- **SET PROBLEM**: Identify all lines below that hold "text" and collect them.

>> START DATA LISTING

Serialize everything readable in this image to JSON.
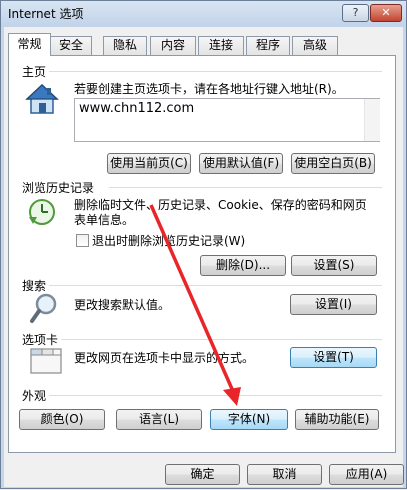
{
  "window": {
    "title": "Internet 选项",
    "help_label": "?",
    "close_label": "✕"
  },
  "tabs": [
    {
      "label": "常规",
      "active": true
    },
    {
      "label": "安全"
    },
    {
      "label": "隐私"
    },
    {
      "label": "内容"
    },
    {
      "label": "连接"
    },
    {
      "label": "程序"
    },
    {
      "label": "高级"
    }
  ],
  "homepage": {
    "group_label": "主页",
    "icon": "home-icon",
    "description": "若要创建主页选项卡，请在各地址行键入地址(R)。",
    "url": "www.chn112.com",
    "use_current_label": "使用当前页(C)",
    "use_default_label": "使用默认值(F)",
    "use_blank_label": "使用空白页(B)"
  },
  "history": {
    "group_label": "浏览历史记录",
    "icon": "history-clock-icon",
    "description": "删除临时文件、历史记录、Cookie、保存的密码和网页表单信息。",
    "delete_on_exit_label": "退出时删除浏览历史记录(W)",
    "delete_on_exit_checked": false,
    "delete_label": "删除(D)...",
    "settings_label": "设置(S)"
  },
  "search": {
    "group_label": "搜索",
    "icon": "magnifier-icon",
    "description": "更改搜索默认值。",
    "settings_label": "设置(I)"
  },
  "tabs_group": {
    "group_label": "选项卡",
    "icon": "tabs-window-icon",
    "description": "更改网页在选项卡中显示的方式。",
    "settings_label": "设置(T)"
  },
  "appearance": {
    "group_label": "外观",
    "colors_label": "颜色(O)",
    "languages_label": "语言(L)",
    "fonts_label": "字体(N)",
    "accessibility_label": "辅助功能(E)"
  },
  "footer": {
    "ok_label": "确定",
    "cancel_label": "取消",
    "apply_label": "应用(A)"
  },
  "colors": {
    "annotation_arrow": "#e8262a",
    "focus_border": "#3c7fb1"
  }
}
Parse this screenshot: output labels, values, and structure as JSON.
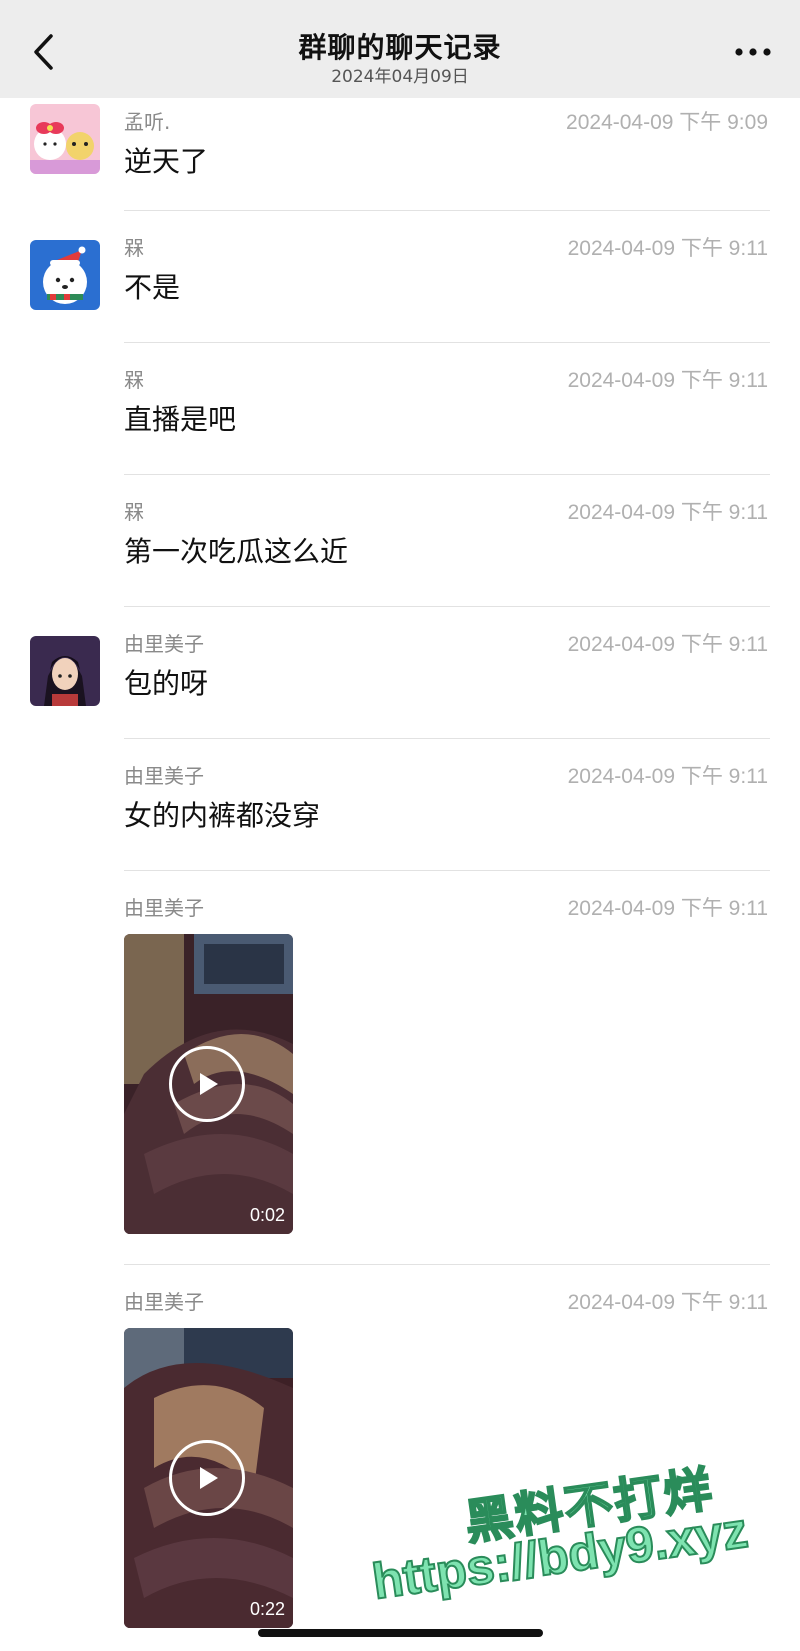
{
  "header": {
    "title": "群聊的聊天记录",
    "date": "2024年04月09日",
    "back_icon": "chevron-left-icon",
    "more_icon": "more-dots-icon"
  },
  "messages": [
    {
      "sender": "孟听.",
      "time": "2024-04-09 下午 9:09",
      "text": "逆天了",
      "avatar": "hello-kitty-avatar"
    },
    {
      "sender": "槑",
      "time": "2024-04-09 下午 9:11",
      "text": "不是",
      "avatar": "white-dog-santa-avatar"
    },
    {
      "sender": "槑",
      "time": "2024-04-09 下午 9:11",
      "text": "直播是吧"
    },
    {
      "sender": "槑",
      "time": "2024-04-09 下午 9:11",
      "text": "第一次吃瓜这么近"
    },
    {
      "sender": "由里美子",
      "time": "2024-04-09 下午 9:11",
      "text": "包的呀",
      "avatar": "anime-girl-avatar"
    },
    {
      "sender": "由里美子",
      "time": "2024-04-09 下午 9:11",
      "text": "女的内裤都没穿"
    },
    {
      "sender": "由里美子",
      "time": "2024-04-09 下午 9:11",
      "video_duration": "0:02"
    },
    {
      "sender": "由里美子",
      "time": "2024-04-09 下午 9:11",
      "video_duration": "0:22"
    }
  ],
  "watermark": {
    "line1": "黑料不打烊",
    "line2": "https://bdy9.xyz"
  },
  "colors": {
    "header_bg": "#ededed",
    "watermark_fill": "#7ee3b0"
  }
}
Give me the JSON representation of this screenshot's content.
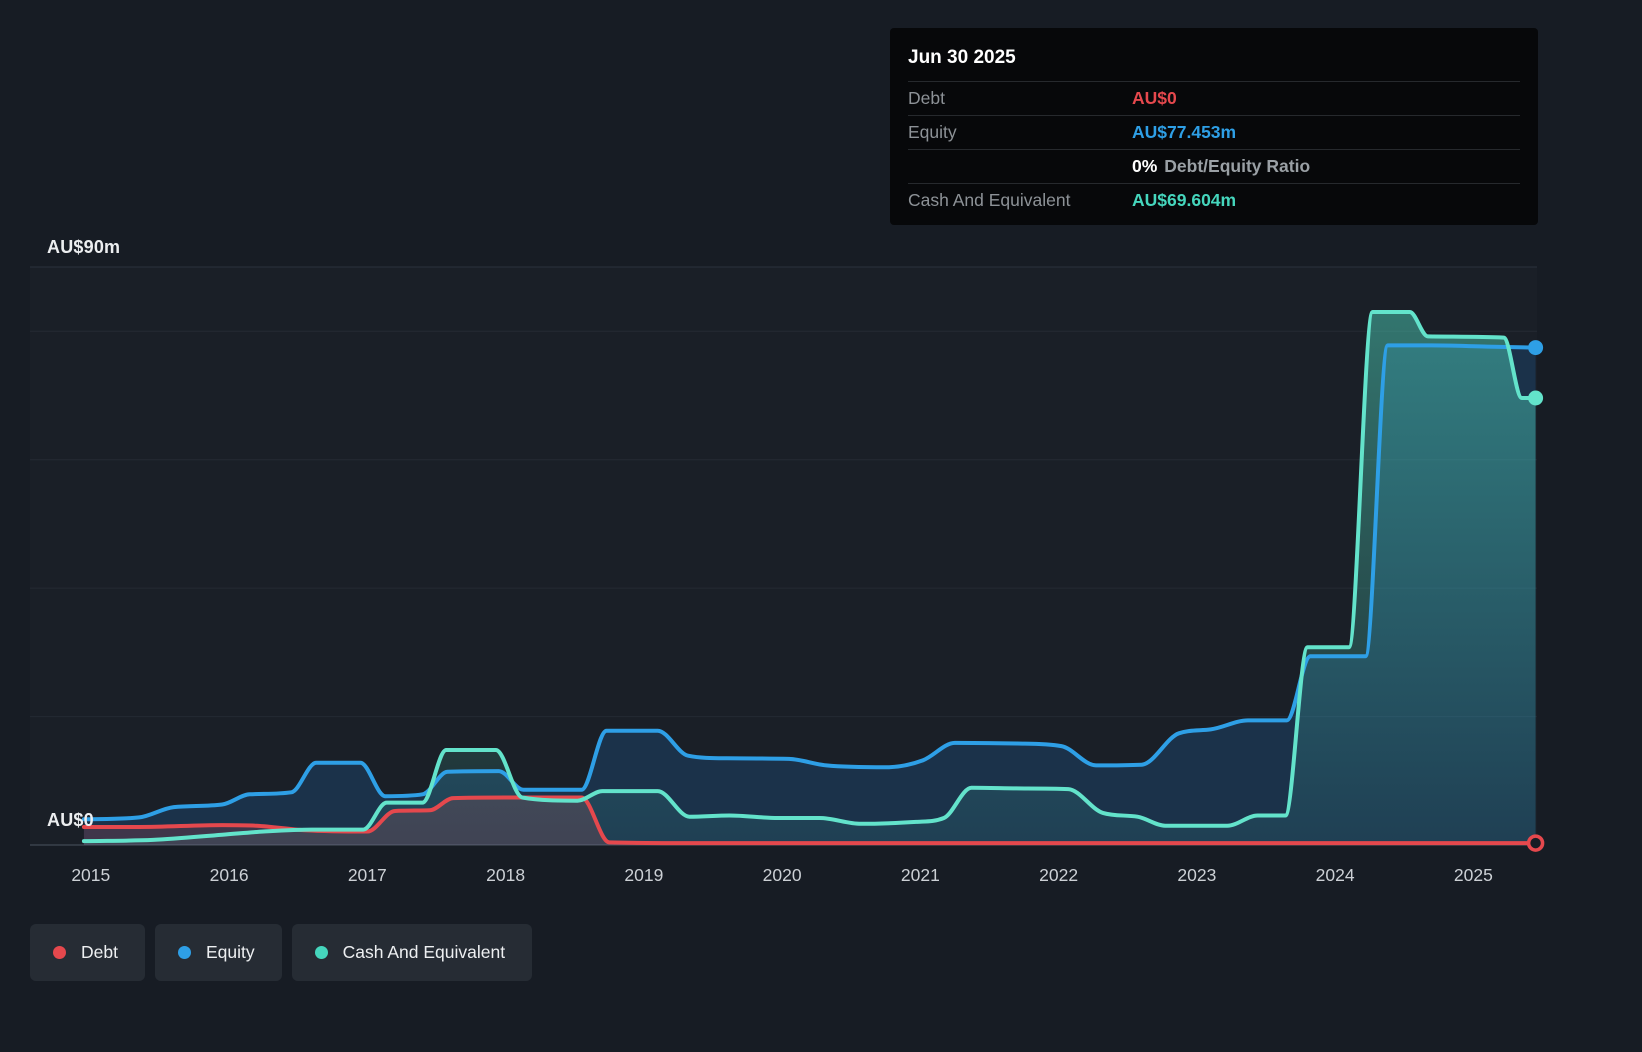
{
  "tooltip": {
    "date": "Jun 30 2025",
    "debt_label": "Debt",
    "debt_value": "AU$0",
    "equity_label": "Equity",
    "equity_value": "AU$77.453m",
    "ratio_value": "0%",
    "ratio_label": "Debt/Equity Ratio",
    "cash_label": "Cash And Equivalent",
    "cash_value": "AU$69.604m"
  },
  "colors": {
    "background": "#171c24",
    "tooltip_background": "#07080a",
    "gridline": "#242a33",
    "legend_pill_background": "#262c34"
  },
  "chart_data": {
    "type": "area",
    "unit": "AU$m",
    "x_range": [
      2014.56,
      2025.46
    ],
    "x_ticks": [
      "2015",
      "2016",
      "2017",
      "2018",
      "2019",
      "2020",
      "2021",
      "2022",
      "2023",
      "2024",
      "2025"
    ],
    "ylim": [
      0,
      90
    ],
    "gridlines": [
      20,
      40,
      60,
      80
    ],
    "grid": "horizontal",
    "legend_position": "bottom-left",
    "y_axis_labels": {
      "top": "AU$90m",
      "zero": "AU$0"
    },
    "series": [
      {
        "name": "Debt",
        "color": "#e5484d",
        "line_color": "#e5484d",
        "fill": "rgba(229,72,77,0.18)",
        "end_marker": "ring",
        "points": [
          [
            2014.95,
            2.8
          ],
          [
            2015.35,
            2.8
          ],
          [
            2015.95,
            3.1
          ],
          [
            2016.2,
            3.0
          ],
          [
            2016.55,
            2.3
          ],
          [
            2017.0,
            2.1
          ],
          [
            2017.2,
            5.3
          ],
          [
            2017.45,
            5.4
          ],
          [
            2017.62,
            7.3
          ],
          [
            2018.0,
            7.4
          ],
          [
            2018.55,
            7.4
          ],
          [
            2018.75,
            0.4
          ],
          [
            2019.3,
            0.3
          ],
          [
            2020.5,
            0.3
          ],
          [
            2022.0,
            0.3
          ],
          [
            2024.0,
            0.3
          ],
          [
            2025.45,
            0.3
          ]
        ]
      },
      {
        "name": "Equity",
        "color": "#2e9fe6",
        "line_color": "#2e9fe6",
        "fill": "rgba(30,120,200,0.22)",
        "end_marker": "solid",
        "points": [
          [
            2014.95,
            4.0
          ],
          [
            2015.35,
            4.3
          ],
          [
            2015.6,
            5.9
          ],
          [
            2015.95,
            6.3
          ],
          [
            2016.15,
            7.9
          ],
          [
            2016.45,
            8.2
          ],
          [
            2016.63,
            12.8
          ],
          [
            2016.95,
            12.8
          ],
          [
            2017.13,
            7.6
          ],
          [
            2017.4,
            7.9
          ],
          [
            2017.58,
            11.4
          ],
          [
            2017.95,
            11.5
          ],
          [
            2018.13,
            8.6
          ],
          [
            2018.55,
            8.6
          ],
          [
            2018.73,
            17.8
          ],
          [
            2019.1,
            17.8
          ],
          [
            2019.32,
            13.9
          ],
          [
            2019.6,
            13.5
          ],
          [
            2020.05,
            13.4
          ],
          [
            2020.32,
            12.4
          ],
          [
            2020.75,
            12.1
          ],
          [
            2021.02,
            13.2
          ],
          [
            2021.25,
            15.9
          ],
          [
            2021.7,
            15.8
          ],
          [
            2022.02,
            15.4
          ],
          [
            2022.27,
            12.4
          ],
          [
            2022.6,
            12.5
          ],
          [
            2022.87,
            17.4
          ],
          [
            2023.1,
            18.0
          ],
          [
            2023.37,
            19.4
          ],
          [
            2023.65,
            19.4
          ],
          [
            2023.82,
            29.4
          ],
          [
            2024.22,
            29.4
          ],
          [
            2024.38,
            77.8
          ],
          [
            2024.7,
            77.8
          ],
          [
            2025.1,
            77.6
          ],
          [
            2025.45,
            77.453
          ]
        ]
      },
      {
        "name": "Cash And Equivalent",
        "color": "#45d6bd",
        "line_color": "#63e3cb",
        "fill": "teal-gradient",
        "end_marker": "solid",
        "points": [
          [
            2014.95,
            0.6
          ],
          [
            2015.45,
            0.8
          ],
          [
            2015.95,
            1.6
          ],
          [
            2016.25,
            2.1
          ],
          [
            2016.6,
            2.4
          ],
          [
            2016.97,
            2.4
          ],
          [
            2017.14,
            6.6
          ],
          [
            2017.4,
            6.6
          ],
          [
            2017.57,
            14.8
          ],
          [
            2017.93,
            14.8
          ],
          [
            2018.12,
            7.4
          ],
          [
            2018.52,
            6.9
          ],
          [
            2018.7,
            8.4
          ],
          [
            2019.1,
            8.4
          ],
          [
            2019.33,
            4.4
          ],
          [
            2019.62,
            4.6
          ],
          [
            2019.97,
            4.2
          ],
          [
            2020.27,
            4.2
          ],
          [
            2020.57,
            3.3
          ],
          [
            2020.97,
            3.6
          ],
          [
            2021.17,
            4.2
          ],
          [
            2021.37,
            8.9
          ],
          [
            2021.77,
            8.8
          ],
          [
            2022.07,
            8.7
          ],
          [
            2022.32,
            5.0
          ],
          [
            2022.57,
            4.4
          ],
          [
            2022.77,
            3.0
          ],
          [
            2023.22,
            3.0
          ],
          [
            2023.44,
            4.6
          ],
          [
            2023.64,
            4.6
          ],
          [
            2023.8,
            30.8
          ],
          [
            2024.1,
            30.8
          ],
          [
            2024.27,
            83.0
          ],
          [
            2024.54,
            83.0
          ],
          [
            2024.67,
            79.2
          ],
          [
            2025.22,
            79.0
          ],
          [
            2025.35,
            69.604
          ],
          [
            2025.45,
            69.604
          ]
        ]
      }
    ]
  }
}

>> END DATA LISTING

- **EXERCISE SOLUTION**:
      "text": "逆天了",
      "text": "不是",
      "text": "直播是吧"
      "text": "第一次吃瓜这么近"
      "text": "包的呀",
      "text": "女的内裤都没穿"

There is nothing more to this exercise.